# Available data:
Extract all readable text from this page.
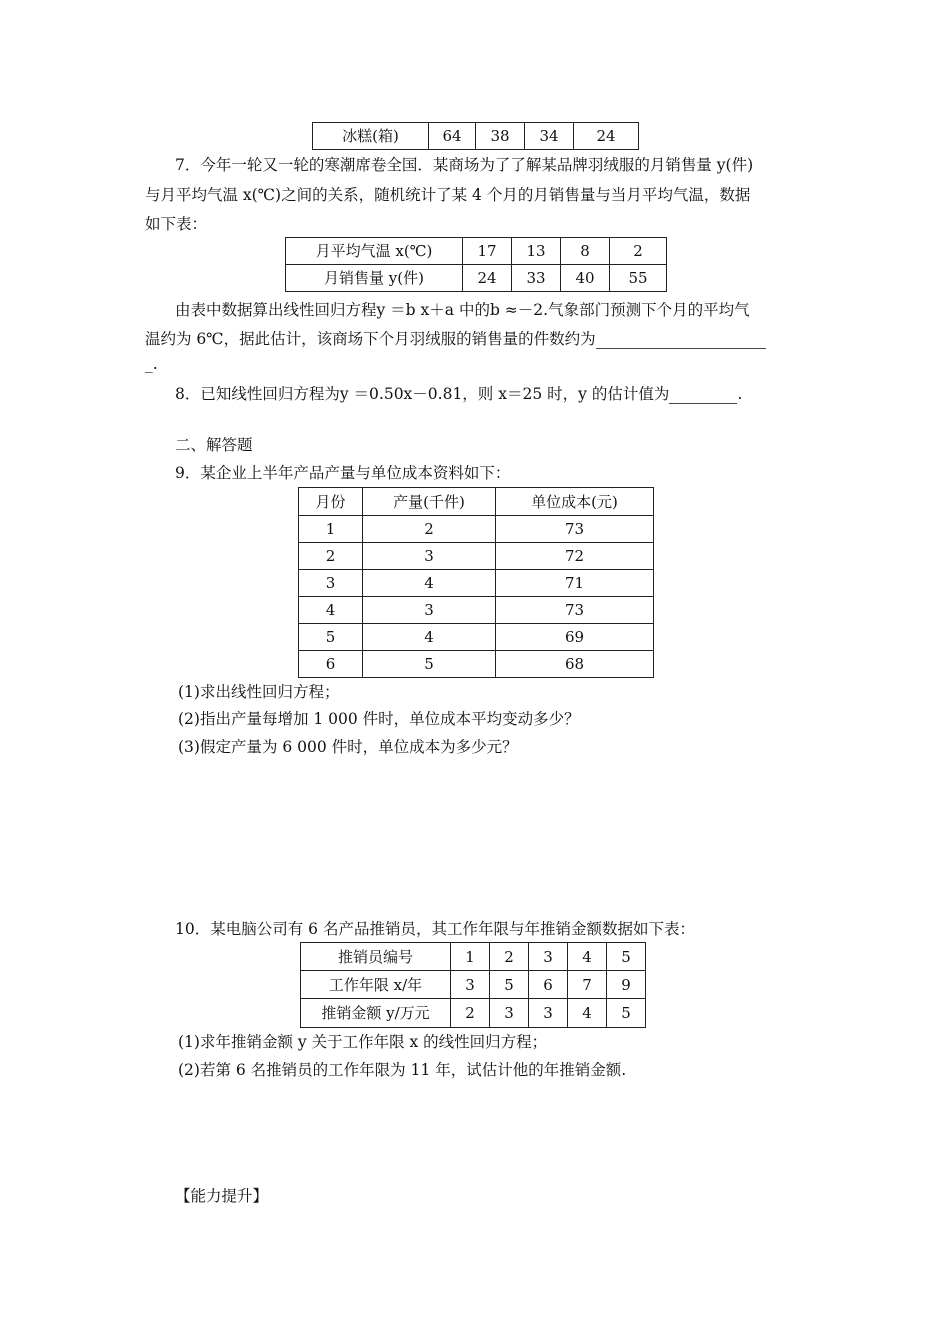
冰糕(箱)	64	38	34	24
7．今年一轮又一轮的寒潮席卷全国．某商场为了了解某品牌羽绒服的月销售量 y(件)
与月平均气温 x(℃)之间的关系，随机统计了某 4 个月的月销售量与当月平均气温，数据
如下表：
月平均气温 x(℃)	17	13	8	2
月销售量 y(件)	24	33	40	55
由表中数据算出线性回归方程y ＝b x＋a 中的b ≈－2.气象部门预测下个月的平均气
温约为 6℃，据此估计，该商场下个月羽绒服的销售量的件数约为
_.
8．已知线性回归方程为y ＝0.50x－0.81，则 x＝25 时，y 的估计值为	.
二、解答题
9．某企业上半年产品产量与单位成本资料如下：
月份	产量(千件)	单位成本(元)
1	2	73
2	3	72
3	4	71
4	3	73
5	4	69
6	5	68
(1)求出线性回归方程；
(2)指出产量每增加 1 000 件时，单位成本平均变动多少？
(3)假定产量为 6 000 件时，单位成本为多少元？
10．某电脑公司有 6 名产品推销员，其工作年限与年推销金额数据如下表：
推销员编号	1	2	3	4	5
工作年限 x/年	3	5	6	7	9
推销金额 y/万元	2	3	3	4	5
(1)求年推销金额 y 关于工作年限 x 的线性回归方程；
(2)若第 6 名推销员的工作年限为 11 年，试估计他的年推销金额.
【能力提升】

# Required work:
Return all of the data exactly as written, and drop the pictures.

# In response:
Extract all readable text from this page.
冰糕(箱)	64	38	34	24
7．今年一轮又一轮的寒潮席卷全国．某商场为了了解某品牌羽绒服的月销售量 y(件)
与月平均气温 x(℃)之间的关系，随机统计了某 4 个月的月销售量与当月平均气温，数据
如下表：
月平均气温 x(℃)	17	13	8	2
月销售量 y(件)	24	33	40	55
由表中数据算出线性回归方程y ＝b x＋a 中的b ≈－2.气象部门预测下个月的平均气
温约为 6℃，据此估计，该商场下个月羽绒服的销售量的件数约为
_.
8．已知线性回归方程为y ＝0.50x－0.81，则 x＝25 时，y 的估计值为	.
二、解答题
9．某企业上半年产品产量与单位成本资料如下：
月份	产量(千件)	单位成本(元)
1	2	73
2	3	72
3	4	71
4	3	73
5	4	69
6	5	68
(1)求出线性回归方程；
(2)指出产量每增加 1 000 件时，单位成本平均变动多少？
(3)假定产量为 6 000 件时，单位成本为多少元？
10．某电脑公司有 6 名产品推销员，其工作年限与年推销金额数据如下表：
推销员编号	1	2	3	4	5
工作年限 x/年	3	5	6	7	9
推销金额 y/万元	2	3	3	4	5
(1)求年推销金额 y 关于工作年限 x 的线性回归方程；
(2)若第 6 名推销员的工作年限为 11 年，试估计他的年推销金额.
【能力提升】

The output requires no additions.